Objective: Copy every record below exactly as written, but leave out the pictures.

Data lines:
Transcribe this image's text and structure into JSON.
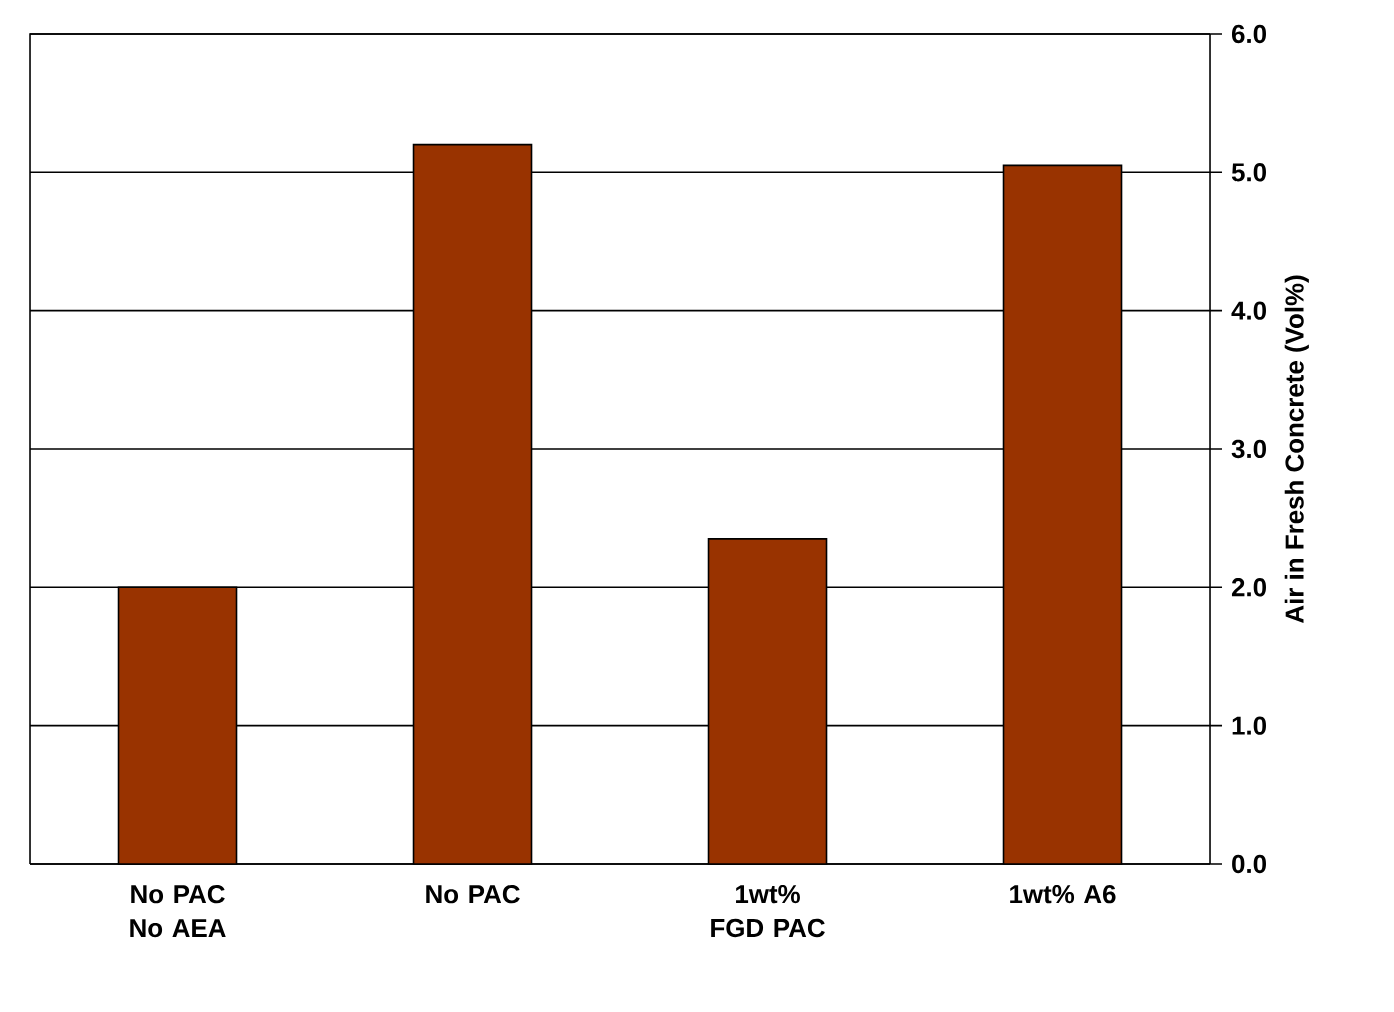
{
  "chart_data": {
    "type": "bar",
    "ylabel": "Air in Fresh Concrete (Vol%)",
    "categories": [
      "No PAC No AEA",
      "No PAC",
      "1wt% FGD PAC",
      "1wt% A6"
    ],
    "values": [
      2.0,
      5.2,
      2.35,
      5.05
    ],
    "color": "#993300",
    "ylim": [
      0,
      6
    ],
    "yticks": [
      {
        "value": 0,
        "label": "0.0"
      },
      {
        "value": 1,
        "label": "1.0"
      },
      {
        "value": 2,
        "label": "2.0"
      },
      {
        "value": 3,
        "label": "3.0"
      },
      {
        "value": 4,
        "label": "4.0"
      },
      {
        "value": 5,
        "label": "5.0"
      },
      {
        "value": 6,
        "label": "6.0"
      }
    ],
    "grid": "y"
  }
}
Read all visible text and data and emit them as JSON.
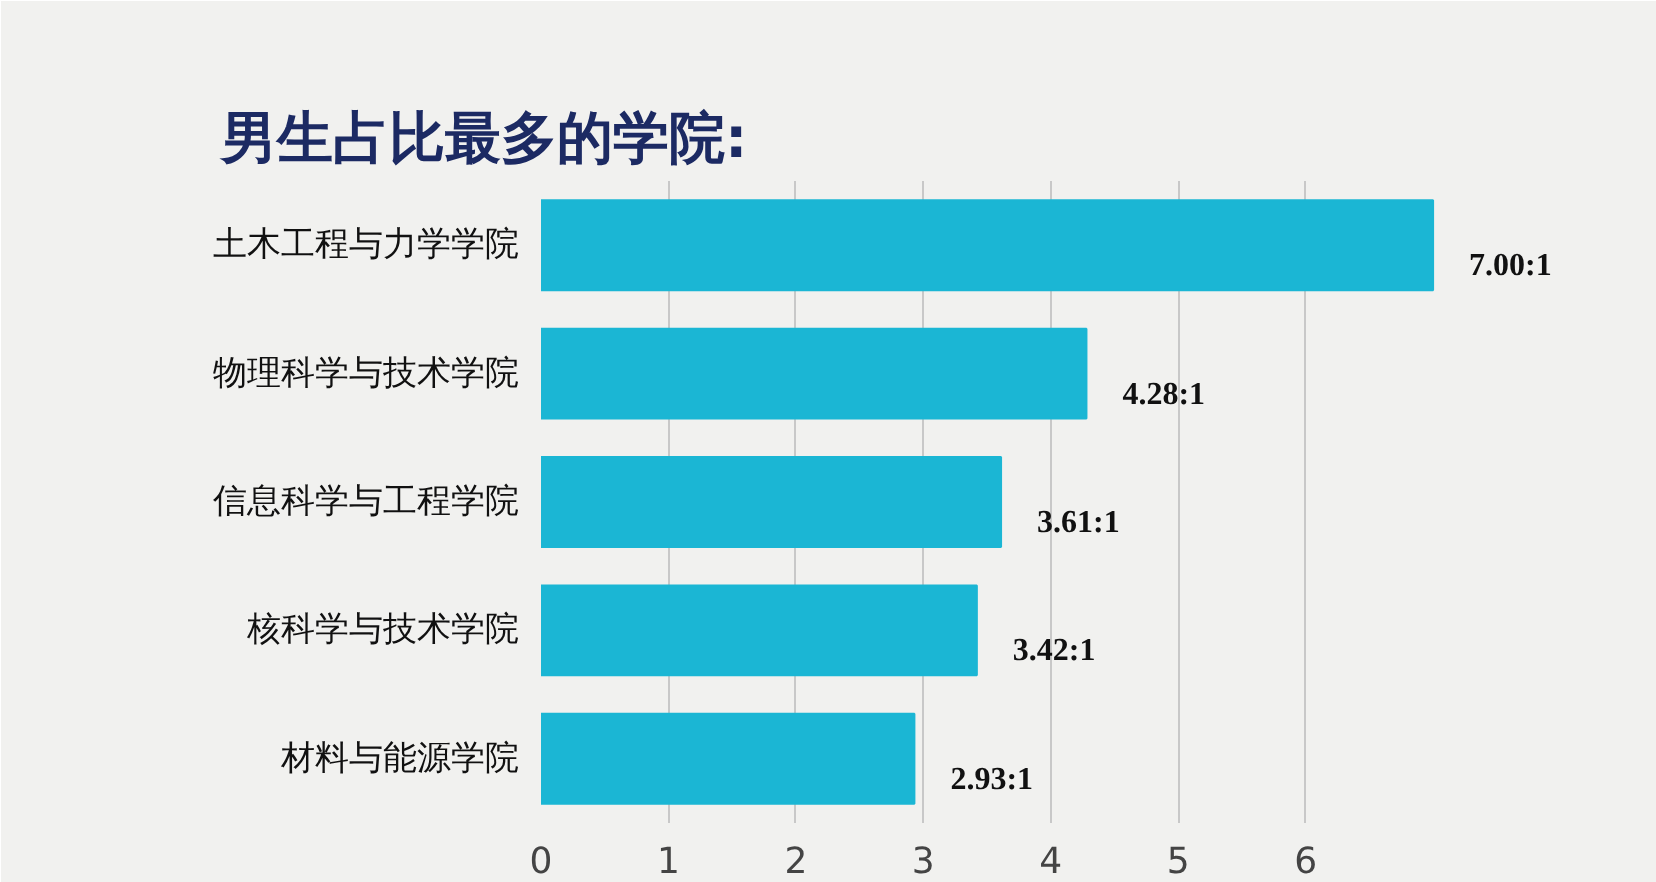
{
  "chart_data": {
    "type": "bar",
    "orientation": "horizontal",
    "title": "男生占比最多的学院:",
    "categories": [
      "土木工程与力学学院",
      "物理科学与技术学院",
      "信息科学与工程学院",
      "核科学与技术学院",
      "材料与能源学院"
    ],
    "values": [
      7.0,
      4.28,
      3.61,
      3.42,
      2.93
    ],
    "value_labels": [
      "7.00:1",
      "4.28:1",
      "3.61:1",
      "3.42:1",
      "2.93:1"
    ],
    "color": "#1bb6d4",
    "xlim": [
      0,
      8.6
    ],
    "xticks": [
      0,
      1,
      2,
      3,
      4,
      5,
      6
    ],
    "grid": "x"
  }
}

Response for this exercise:
Transcribe this image's text and structure into JSON.
{
  "chart_data": {
    "type": "bar",
    "ylabel": "Air in Fresh Concrete (Vol%)",
    "categories": [
      "No PAC No AEA",
      "No PAC",
      "1wt% FGD PAC",
      "1wt% A6"
    ],
    "values": [
      2.0,
      5.2,
      2.35,
      5.05
    ],
    "color": "#993300",
    "ylim": [
      0,
      6
    ],
    "yticks": [
      {
        "value": 0,
        "label": "0.0"
      },
      {
        "value": 1,
        "label": "1.0"
      },
      {
        "value": 2,
        "label": "2.0"
      },
      {
        "value": 3,
        "label": "3.0"
      },
      {
        "value": 4,
        "label": "4.0"
      },
      {
        "value": 5,
        "label": "5.0"
      },
      {
        "value": 6,
        "label": "6.0"
      }
    ],
    "grid": "y"
  }
}
Read all visible text and data and emit them as JSON.
{
  "chart_data": {
    "type": "bar",
    "orientation": "horizontal",
    "title": "男生占比最多的学院:",
    "categories": [
      "土木工程与力学学院",
      "物理科学与技术学院",
      "信息科学与工程学院",
      "核科学与技术学院",
      "材料与能源学院"
    ],
    "values": [
      7.0,
      4.28,
      3.61,
      3.42,
      2.93
    ],
    "value_labels": [
      "7.00:1",
      "4.28:1",
      "3.61:1",
      "3.42:1",
      "2.93:1"
    ],
    "color": "#1bb6d4",
    "xlim": [
      0,
      8.6
    ],
    "xticks": [
      0,
      1,
      2,
      3,
      4,
      5,
      6
    ],
    "grid": "x"
  }
}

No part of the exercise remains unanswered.